§ **TASK PROMPT**
The entries below contain pictures. Retype everything except those pictures, exactly as given.

§ **PROVIDED DATA**

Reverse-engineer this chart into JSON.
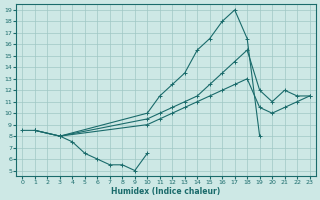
{
  "xlabel": "Humidex (Indice chaleur)",
  "xlim": [
    -0.5,
    23.5
  ],
  "ylim": [
    4.5,
    19.5
  ],
  "xticks": [
    0,
    1,
    2,
    3,
    4,
    5,
    6,
    7,
    8,
    9,
    10,
    11,
    12,
    13,
    14,
    15,
    16,
    17,
    18,
    19,
    20,
    21,
    22,
    23
  ],
  "yticks": [
    5,
    6,
    7,
    8,
    9,
    10,
    11,
    12,
    13,
    14,
    15,
    16,
    17,
    18,
    19
  ],
  "bg_color": "#cde8e5",
  "grid_color": "#a0c8c5",
  "line_color": "#1a6b6b",
  "lines": [
    {
      "x": [
        0,
        1,
        3,
        10,
        11,
        12,
        13,
        14,
        15,
        16,
        17,
        18,
        19
      ],
      "y": [
        8.5,
        8.5,
        8.0,
        10.0,
        11.5,
        12.5,
        13.5,
        15.5,
        16.5,
        18.0,
        19.0,
        16.5,
        8.0
      ]
    },
    {
      "x": [
        3,
        4,
        5,
        6,
        7,
        8,
        9,
        10
      ],
      "y": [
        8.0,
        7.5,
        6.5,
        6.0,
        5.5,
        5.5,
        5.0,
        6.5
      ]
    },
    {
      "x": [
        1,
        3,
        10,
        11,
        12,
        13,
        14,
        15,
        16,
        17,
        18,
        19,
        20,
        21,
        22,
        23
      ],
      "y": [
        8.5,
        8.0,
        9.5,
        10.0,
        10.5,
        11.0,
        11.5,
        12.5,
        13.5,
        14.5,
        15.5,
        12.0,
        11.0,
        12.0,
        11.5,
        11.5
      ]
    },
    {
      "x": [
        1,
        3,
        10,
        11,
        12,
        13,
        14,
        15,
        16,
        17,
        18,
        19,
        20,
        21,
        22,
        23
      ],
      "y": [
        8.5,
        8.0,
        9.0,
        9.5,
        10.0,
        10.5,
        11.0,
        11.5,
        12.0,
        12.5,
        13.0,
        10.5,
        10.0,
        10.5,
        11.0,
        11.5
      ]
    }
  ]
}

§ **SOLVED PROBLEM**
Reverse-engineer this chart into JSON.
{
  "xlabel": "Humidex (Indice chaleur)",
  "xlim": [
    -0.5,
    23.5
  ],
  "ylim": [
    4.5,
    19.5
  ],
  "xticks": [
    0,
    1,
    2,
    3,
    4,
    5,
    6,
    7,
    8,
    9,
    10,
    11,
    12,
    13,
    14,
    15,
    16,
    17,
    18,
    19,
    20,
    21,
    22,
    23
  ],
  "yticks": [
    5,
    6,
    7,
    8,
    9,
    10,
    11,
    12,
    13,
    14,
    15,
    16,
    17,
    18,
    19
  ],
  "bg_color": "#cde8e5",
  "grid_color": "#a0c8c5",
  "line_color": "#1a6b6b",
  "lines": [
    {
      "x": [
        0,
        1,
        3,
        10,
        11,
        12,
        13,
        14,
        15,
        16,
        17,
        18,
        19
      ],
      "y": [
        8.5,
        8.5,
        8.0,
        10.0,
        11.5,
        12.5,
        13.5,
        15.5,
        16.5,
        18.0,
        19.0,
        16.5,
        8.0
      ]
    },
    {
      "x": [
        3,
        4,
        5,
        6,
        7,
        8,
        9,
        10
      ],
      "y": [
        8.0,
        7.5,
        6.5,
        6.0,
        5.5,
        5.5,
        5.0,
        6.5
      ]
    },
    {
      "x": [
        1,
        3,
        10,
        11,
        12,
        13,
        14,
        15,
        16,
        17,
        18,
        19,
        20,
        21,
        22,
        23
      ],
      "y": [
        8.5,
        8.0,
        9.5,
        10.0,
        10.5,
        11.0,
        11.5,
        12.5,
        13.5,
        14.5,
        15.5,
        12.0,
        11.0,
        12.0,
        11.5,
        11.5
      ]
    },
    {
      "x": [
        1,
        3,
        10,
        11,
        12,
        13,
        14,
        15,
        16,
        17,
        18,
        19,
        20,
        21,
        22,
        23
      ],
      "y": [
        8.5,
        8.0,
        9.0,
        9.5,
        10.0,
        10.5,
        11.0,
        11.5,
        12.0,
        12.5,
        13.0,
        10.5,
        10.0,
        10.5,
        11.0,
        11.5
      ]
    }
  ]
}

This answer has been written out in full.